Short problem -
Copy every line from the material below that holds "free".

Data rows -

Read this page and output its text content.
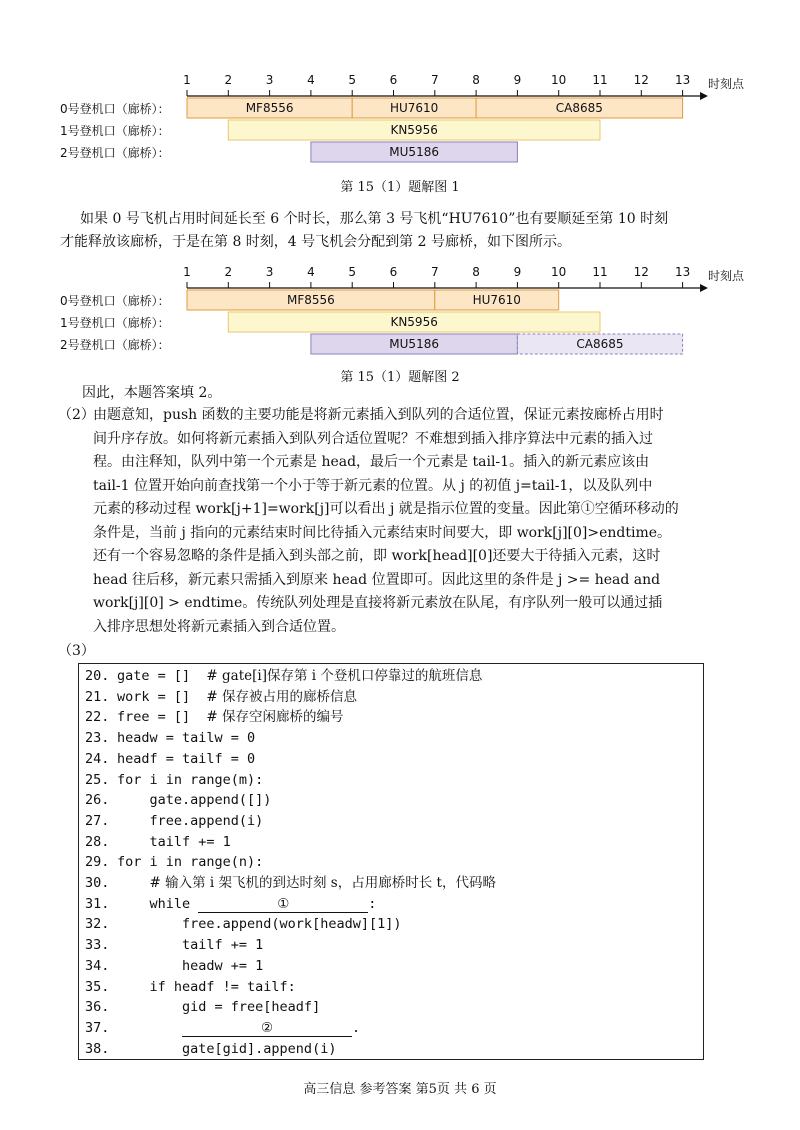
1	2	3	4	5	6	7	8	9 10 11 12 13 时刻点
0号登机口（廊桥）：
1号登机口（廊桥）：
2号登机口（廊桥）：
MF8556	HU7610	CA8685
KN5956
MU5186
第 15（1）题解图 1

如果 0 号飞机占用时间延长至 6 个时长，那么第 3 号飞机“HU7610”也有要顺延至第 10 时刻

才能释放该廊桥，于是在第 8 时刻，4 号飞机会分配到第 2 号廊桥，如下图所示。

1	2	3	4	5	6	7	8	9 10 11 12 13 时刻点
0号登机口（廊桥）：
1号登机口（廊桥）：
2号登机口（廊桥）：
MF8556	HU7610
KN5956
MU5186	CA8685
第 15（1）题解图 2
因此，本题答案填 2。
（2）

由题意知，push 函数的主要功能是将新元素插入到队列的合适位置，保证元素按廊桥占用时

间升序存放。如何将新元素插入到队列合适位置呢？不难想到插入排序算法中元素的插入过

程。由注释知，队列中第一个元素是 head，最后一个元素是 tail-1。插入的新元素应该由

tail-1 位置开始向前查找第一个小于等于新元素的位置。从 j 的初值 j=tail-1，以及队列中

元素的移动过程 work[j+1]=work[j]可以看出 j 就是指示位置的变量。因此第①空循环移动的

条件是，当前 j 指向的元素结束时间比待插入元素结束时间要大，即 work[j][0]>endtime。

还有一个容易忽略的条件是插入到头部之前，即 work[head][0]还要大于待插入元素，这时

head 往后移，新元素只需插入到原来 head 位置即可。因此这里的条件是 j >= head and

work[j][0] > endtime。传统队列处理是直接将新元素放在队尾，有序队列一般可以通过插

入排序思想处将新元素插入到合适位置。

（3）
20. gate = []  # gate[i]保存第 i 个登机口停靠过的航班信息
21. work = []  # 保存被占用的廊桥信息
22. free = []  # 保存空闲廊桥的编号
23. headw = tailw = 0
24. headf = tailf = 0
25. for i in range(m):
26.    gate.append([])
27.    free.append(i)
28.    tailf += 1
29. for i in range(n):
30.	# 输入第 i 架飞机的到达时刻 s，占用廊桥时长 t，代码略
31.    while	①	:
32.        free.append(work[headw][1])
33.        tailf += 1
34.        headw += 1
35.    if headf != tailf:
36.        gid = free[headf]
37.	②	.
38.        gate[gid].append(i)
高三信息 参考答案 第5页 共 6 页
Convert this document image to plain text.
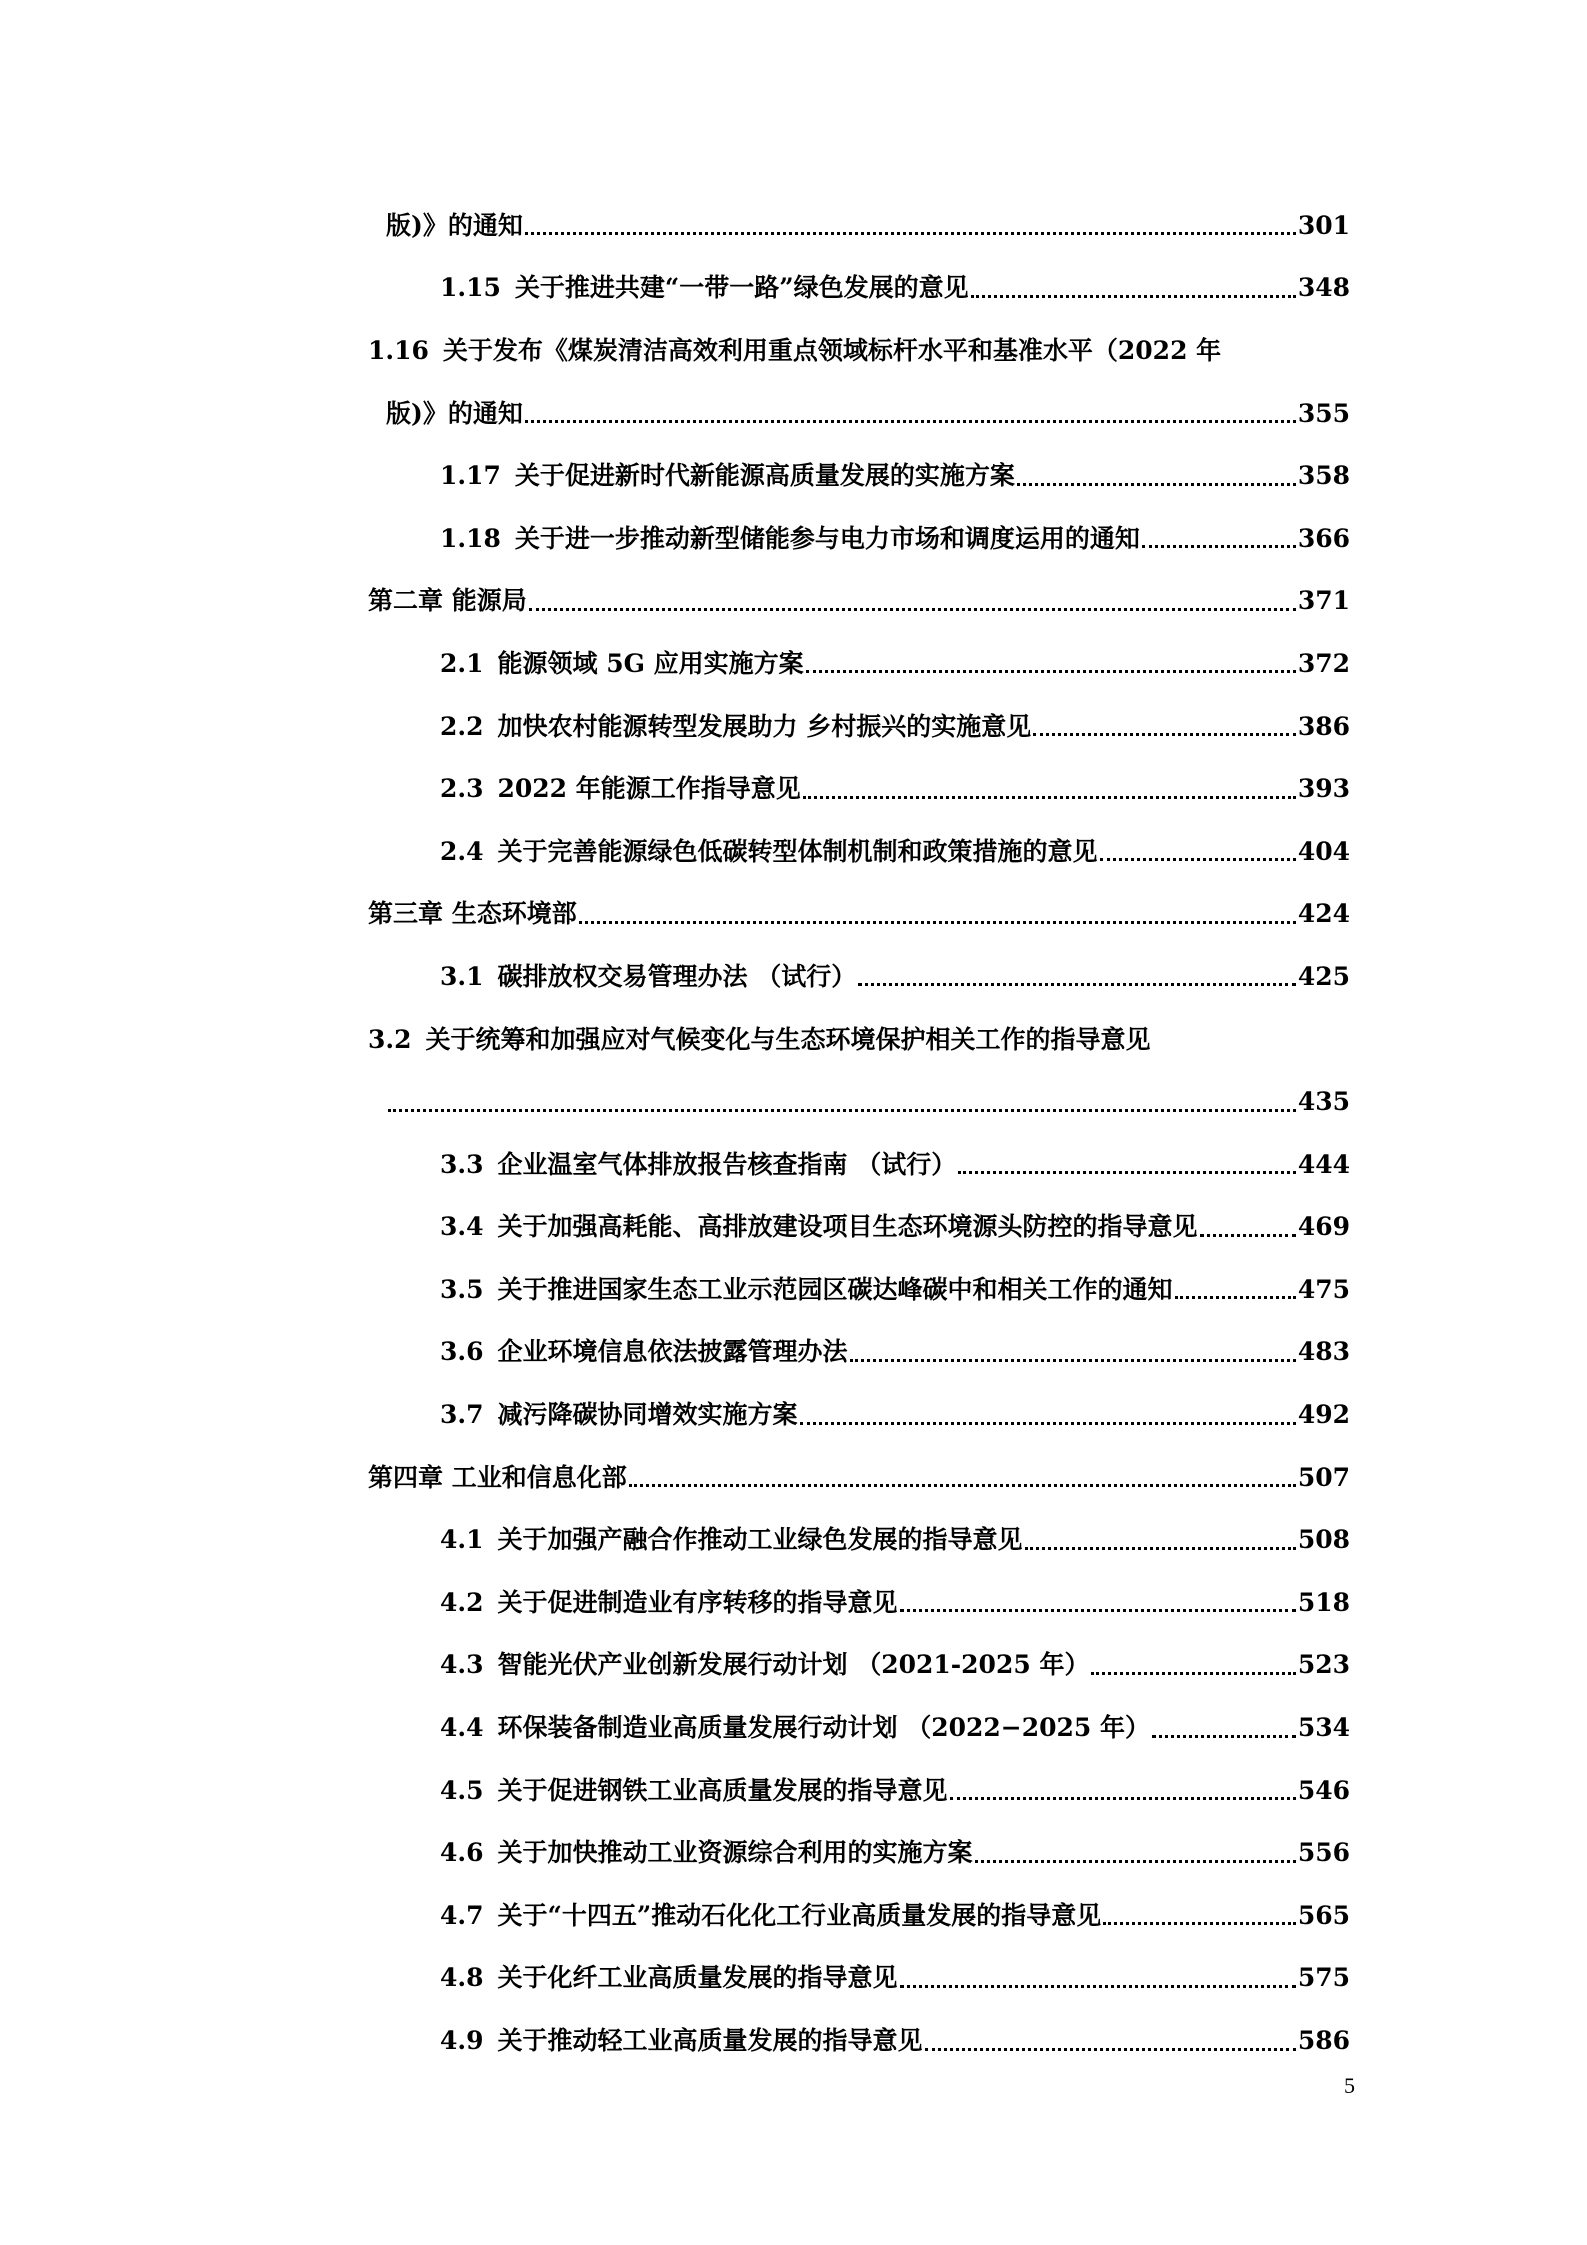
版)》的通知	301
1.15 关于推进共建“一带一路”绿色发展的意见	348
1.16 关于发布《煤炭清洁高效利用重点领域标杆水平和基准水平（2022 年
版)》的通知	355
1.17 关于促进新时代新能源高质量发展的实施方案	358
1.18 关于进一步推动新型储能参与电力市场和调度运用的通知	366
第二章 能源局	371
2.1 能源领域 5G 应用实施方案	372
2.2 加快农村能源转型发展助力 乡村振兴的实施意见	386
2.3 2022 年能源工作指导意见	393
2.4 关于完善能源绿色低碳转型体制机制和政策措施的意见	404
第三章 生态环境部	424
3.1 碳排放权交易管理办法 （试行）	425
3.2 关于统筹和加强应对气候变化与生态环境保护相关工作的指导意见
435
3.3 企业温室气体排放报告核查指南 （试行）	444
3.4 关于加强高耗能、高排放建设项目生态环境源头防控的指导意见	469
3.5 关于推进国家生态工业示范园区碳达峰碳中和相关工作的通知	475
3.6 企业环境信息依法披露管理办法	483
3.7 减污降碳协同增效实施方案	492
第四章 工业和信息化部	507
4.1 关于加强产融合作推动工业绿色发展的指导意见	508
4.2 关于促进制造业有序转移的指导意见	518
4.3 智能光伏产业创新发展行动计划 （2021-2025 年）	523
4.4 环保装备制造业高质量发展行动计划 （2022−2025 年）	534
4.5 关于促进钢铁工业高质量发展的指导意见	546
4.6 关于加快推动工业资源综合利用的实施方案	556
4.7 关于“十四五”推动石化化工行业高质量发展的指导意见	565
4.8 关于化纤工业高质量发展的指导意见	575
4.9 关于推动轻工业高质量发展的指导意见	586
5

Solution to this task -
22. free = []  # 保存空闲廊桥的编号
27.    free.append(i)
32.        free.append(work[headw][1])
36.        gid = free[headf]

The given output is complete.